• [Set task]
Count lines, not occurrences: give the number of lines holding the word "easement", and nothing besides.

• [Records for this exercise]
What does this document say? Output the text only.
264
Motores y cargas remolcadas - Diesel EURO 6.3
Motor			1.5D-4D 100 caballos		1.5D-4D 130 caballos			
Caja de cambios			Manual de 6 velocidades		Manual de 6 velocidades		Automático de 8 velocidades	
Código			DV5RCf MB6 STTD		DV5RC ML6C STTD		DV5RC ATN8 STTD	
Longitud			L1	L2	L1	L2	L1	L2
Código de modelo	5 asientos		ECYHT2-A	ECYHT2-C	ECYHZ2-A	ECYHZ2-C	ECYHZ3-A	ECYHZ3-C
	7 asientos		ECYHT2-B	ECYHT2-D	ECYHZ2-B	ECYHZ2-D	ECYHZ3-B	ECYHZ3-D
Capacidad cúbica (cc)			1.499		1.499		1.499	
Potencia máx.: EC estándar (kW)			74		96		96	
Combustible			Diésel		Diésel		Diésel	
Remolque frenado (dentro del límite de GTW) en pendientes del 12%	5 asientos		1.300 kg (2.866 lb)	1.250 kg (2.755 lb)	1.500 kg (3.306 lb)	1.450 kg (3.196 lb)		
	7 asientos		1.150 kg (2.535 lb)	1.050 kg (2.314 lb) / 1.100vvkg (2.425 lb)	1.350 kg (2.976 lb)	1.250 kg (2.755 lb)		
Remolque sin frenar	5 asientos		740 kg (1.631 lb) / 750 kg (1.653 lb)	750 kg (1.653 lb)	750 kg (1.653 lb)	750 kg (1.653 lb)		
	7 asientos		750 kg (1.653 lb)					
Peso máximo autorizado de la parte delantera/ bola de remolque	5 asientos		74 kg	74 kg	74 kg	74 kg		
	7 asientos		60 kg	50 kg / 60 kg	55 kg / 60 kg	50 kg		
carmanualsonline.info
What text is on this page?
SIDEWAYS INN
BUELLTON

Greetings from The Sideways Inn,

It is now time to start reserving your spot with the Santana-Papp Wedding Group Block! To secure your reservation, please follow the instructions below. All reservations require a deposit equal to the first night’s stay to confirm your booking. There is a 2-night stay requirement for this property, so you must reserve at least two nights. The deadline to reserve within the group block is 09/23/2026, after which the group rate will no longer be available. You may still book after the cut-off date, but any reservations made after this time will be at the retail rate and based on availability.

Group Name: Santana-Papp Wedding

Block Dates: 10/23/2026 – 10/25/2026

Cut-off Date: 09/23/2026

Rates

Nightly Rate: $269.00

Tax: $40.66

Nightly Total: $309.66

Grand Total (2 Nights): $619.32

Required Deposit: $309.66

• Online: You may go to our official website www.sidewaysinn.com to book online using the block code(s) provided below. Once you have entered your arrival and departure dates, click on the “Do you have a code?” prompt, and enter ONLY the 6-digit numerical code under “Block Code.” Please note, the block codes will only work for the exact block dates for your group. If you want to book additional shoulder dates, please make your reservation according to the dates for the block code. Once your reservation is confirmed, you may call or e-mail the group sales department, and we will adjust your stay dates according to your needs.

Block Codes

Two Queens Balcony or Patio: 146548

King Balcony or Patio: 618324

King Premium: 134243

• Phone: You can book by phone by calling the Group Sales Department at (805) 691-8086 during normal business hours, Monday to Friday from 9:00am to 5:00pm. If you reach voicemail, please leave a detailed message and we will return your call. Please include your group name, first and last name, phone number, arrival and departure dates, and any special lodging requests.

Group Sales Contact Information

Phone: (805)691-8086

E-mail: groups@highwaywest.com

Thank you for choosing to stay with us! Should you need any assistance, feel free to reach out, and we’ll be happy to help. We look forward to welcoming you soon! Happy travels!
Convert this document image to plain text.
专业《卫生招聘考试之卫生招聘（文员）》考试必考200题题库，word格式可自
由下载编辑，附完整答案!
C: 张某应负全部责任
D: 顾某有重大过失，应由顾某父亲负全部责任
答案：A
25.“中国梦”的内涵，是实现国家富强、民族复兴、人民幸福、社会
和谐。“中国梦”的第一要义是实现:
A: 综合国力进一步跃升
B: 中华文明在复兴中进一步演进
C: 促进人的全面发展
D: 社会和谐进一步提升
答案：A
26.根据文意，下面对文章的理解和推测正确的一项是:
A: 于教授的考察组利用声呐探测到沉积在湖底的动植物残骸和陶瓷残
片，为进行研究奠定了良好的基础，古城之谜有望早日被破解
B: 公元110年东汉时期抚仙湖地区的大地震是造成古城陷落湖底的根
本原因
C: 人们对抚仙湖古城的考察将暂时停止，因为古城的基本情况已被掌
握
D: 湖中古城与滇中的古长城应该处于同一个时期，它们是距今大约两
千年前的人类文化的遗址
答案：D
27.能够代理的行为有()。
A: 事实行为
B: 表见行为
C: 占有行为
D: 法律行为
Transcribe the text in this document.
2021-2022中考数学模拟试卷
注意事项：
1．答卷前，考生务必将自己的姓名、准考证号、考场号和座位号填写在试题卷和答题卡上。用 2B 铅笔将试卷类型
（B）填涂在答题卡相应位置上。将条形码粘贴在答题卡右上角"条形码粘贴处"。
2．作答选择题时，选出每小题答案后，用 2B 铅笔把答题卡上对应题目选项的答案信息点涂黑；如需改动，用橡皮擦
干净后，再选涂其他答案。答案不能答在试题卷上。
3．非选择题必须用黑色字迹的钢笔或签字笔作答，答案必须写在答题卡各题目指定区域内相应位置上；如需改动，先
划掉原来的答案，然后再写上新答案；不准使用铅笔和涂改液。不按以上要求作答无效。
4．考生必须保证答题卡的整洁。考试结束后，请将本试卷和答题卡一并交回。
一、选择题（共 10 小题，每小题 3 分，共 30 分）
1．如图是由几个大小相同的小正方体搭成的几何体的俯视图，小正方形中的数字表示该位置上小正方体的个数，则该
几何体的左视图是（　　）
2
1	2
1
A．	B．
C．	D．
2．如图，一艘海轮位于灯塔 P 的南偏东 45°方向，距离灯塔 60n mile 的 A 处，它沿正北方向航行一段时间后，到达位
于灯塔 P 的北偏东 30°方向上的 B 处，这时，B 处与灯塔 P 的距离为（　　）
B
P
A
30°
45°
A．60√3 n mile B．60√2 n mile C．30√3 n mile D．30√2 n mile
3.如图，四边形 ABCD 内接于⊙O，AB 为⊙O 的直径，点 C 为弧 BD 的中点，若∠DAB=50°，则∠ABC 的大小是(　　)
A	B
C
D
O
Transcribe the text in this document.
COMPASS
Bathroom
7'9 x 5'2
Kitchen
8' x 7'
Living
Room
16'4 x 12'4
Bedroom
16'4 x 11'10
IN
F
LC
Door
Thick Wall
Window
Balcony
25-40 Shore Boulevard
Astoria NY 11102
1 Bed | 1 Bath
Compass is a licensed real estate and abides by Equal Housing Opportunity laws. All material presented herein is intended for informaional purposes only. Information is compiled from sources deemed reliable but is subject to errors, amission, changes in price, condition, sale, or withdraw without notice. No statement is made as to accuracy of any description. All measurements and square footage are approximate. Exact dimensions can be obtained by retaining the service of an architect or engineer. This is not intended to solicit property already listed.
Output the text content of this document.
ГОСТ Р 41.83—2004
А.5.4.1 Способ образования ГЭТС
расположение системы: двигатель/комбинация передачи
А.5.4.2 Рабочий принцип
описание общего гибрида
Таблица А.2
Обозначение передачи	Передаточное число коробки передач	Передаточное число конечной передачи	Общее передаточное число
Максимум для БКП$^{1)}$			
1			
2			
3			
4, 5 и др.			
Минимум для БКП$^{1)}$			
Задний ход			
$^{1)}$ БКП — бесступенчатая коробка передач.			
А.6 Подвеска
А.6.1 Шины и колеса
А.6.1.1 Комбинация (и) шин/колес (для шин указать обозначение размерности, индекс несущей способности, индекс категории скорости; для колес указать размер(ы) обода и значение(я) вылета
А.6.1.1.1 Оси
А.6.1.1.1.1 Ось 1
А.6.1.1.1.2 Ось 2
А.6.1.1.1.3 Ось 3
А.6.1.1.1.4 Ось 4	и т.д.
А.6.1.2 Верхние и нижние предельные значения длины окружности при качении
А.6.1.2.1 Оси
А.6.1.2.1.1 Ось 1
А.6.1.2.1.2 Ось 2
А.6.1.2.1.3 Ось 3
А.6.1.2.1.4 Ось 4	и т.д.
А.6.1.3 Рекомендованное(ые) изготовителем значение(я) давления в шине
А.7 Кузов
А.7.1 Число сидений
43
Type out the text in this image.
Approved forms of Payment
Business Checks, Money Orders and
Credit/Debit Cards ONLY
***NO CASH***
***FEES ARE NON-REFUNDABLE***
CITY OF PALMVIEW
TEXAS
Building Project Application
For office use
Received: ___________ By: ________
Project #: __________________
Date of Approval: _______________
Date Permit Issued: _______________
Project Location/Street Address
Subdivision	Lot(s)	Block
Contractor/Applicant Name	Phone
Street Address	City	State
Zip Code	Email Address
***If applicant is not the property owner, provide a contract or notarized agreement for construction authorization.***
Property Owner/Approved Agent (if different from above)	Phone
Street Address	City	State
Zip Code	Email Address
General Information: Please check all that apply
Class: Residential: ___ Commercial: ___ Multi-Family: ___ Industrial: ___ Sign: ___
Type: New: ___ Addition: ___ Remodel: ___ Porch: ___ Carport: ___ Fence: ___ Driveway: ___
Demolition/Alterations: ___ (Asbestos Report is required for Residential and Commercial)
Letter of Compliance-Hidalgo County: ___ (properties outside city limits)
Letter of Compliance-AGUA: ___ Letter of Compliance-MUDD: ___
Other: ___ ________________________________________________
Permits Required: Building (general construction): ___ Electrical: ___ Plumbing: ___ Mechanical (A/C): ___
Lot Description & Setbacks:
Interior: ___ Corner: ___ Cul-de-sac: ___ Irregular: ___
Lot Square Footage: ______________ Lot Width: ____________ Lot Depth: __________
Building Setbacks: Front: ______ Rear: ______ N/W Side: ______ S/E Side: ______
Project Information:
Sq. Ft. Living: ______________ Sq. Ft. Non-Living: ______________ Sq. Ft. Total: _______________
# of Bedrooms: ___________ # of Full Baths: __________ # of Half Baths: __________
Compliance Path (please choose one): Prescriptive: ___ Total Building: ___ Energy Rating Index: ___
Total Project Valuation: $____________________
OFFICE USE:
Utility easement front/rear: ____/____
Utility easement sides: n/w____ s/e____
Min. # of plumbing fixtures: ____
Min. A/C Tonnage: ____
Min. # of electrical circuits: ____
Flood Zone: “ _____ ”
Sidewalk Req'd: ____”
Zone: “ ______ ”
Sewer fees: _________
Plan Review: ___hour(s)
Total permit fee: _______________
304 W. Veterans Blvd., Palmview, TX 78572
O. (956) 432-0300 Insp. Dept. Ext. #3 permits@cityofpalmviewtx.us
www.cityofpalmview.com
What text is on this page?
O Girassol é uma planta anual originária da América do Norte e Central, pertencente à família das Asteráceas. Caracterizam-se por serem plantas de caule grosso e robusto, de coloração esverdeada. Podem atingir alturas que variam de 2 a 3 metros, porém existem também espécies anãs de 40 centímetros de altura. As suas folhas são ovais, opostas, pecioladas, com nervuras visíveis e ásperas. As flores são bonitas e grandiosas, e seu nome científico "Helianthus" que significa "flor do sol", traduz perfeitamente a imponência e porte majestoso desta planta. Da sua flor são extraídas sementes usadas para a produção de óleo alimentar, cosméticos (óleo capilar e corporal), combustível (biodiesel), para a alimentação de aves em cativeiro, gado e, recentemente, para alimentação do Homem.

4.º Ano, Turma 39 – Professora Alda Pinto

• [Final result]
2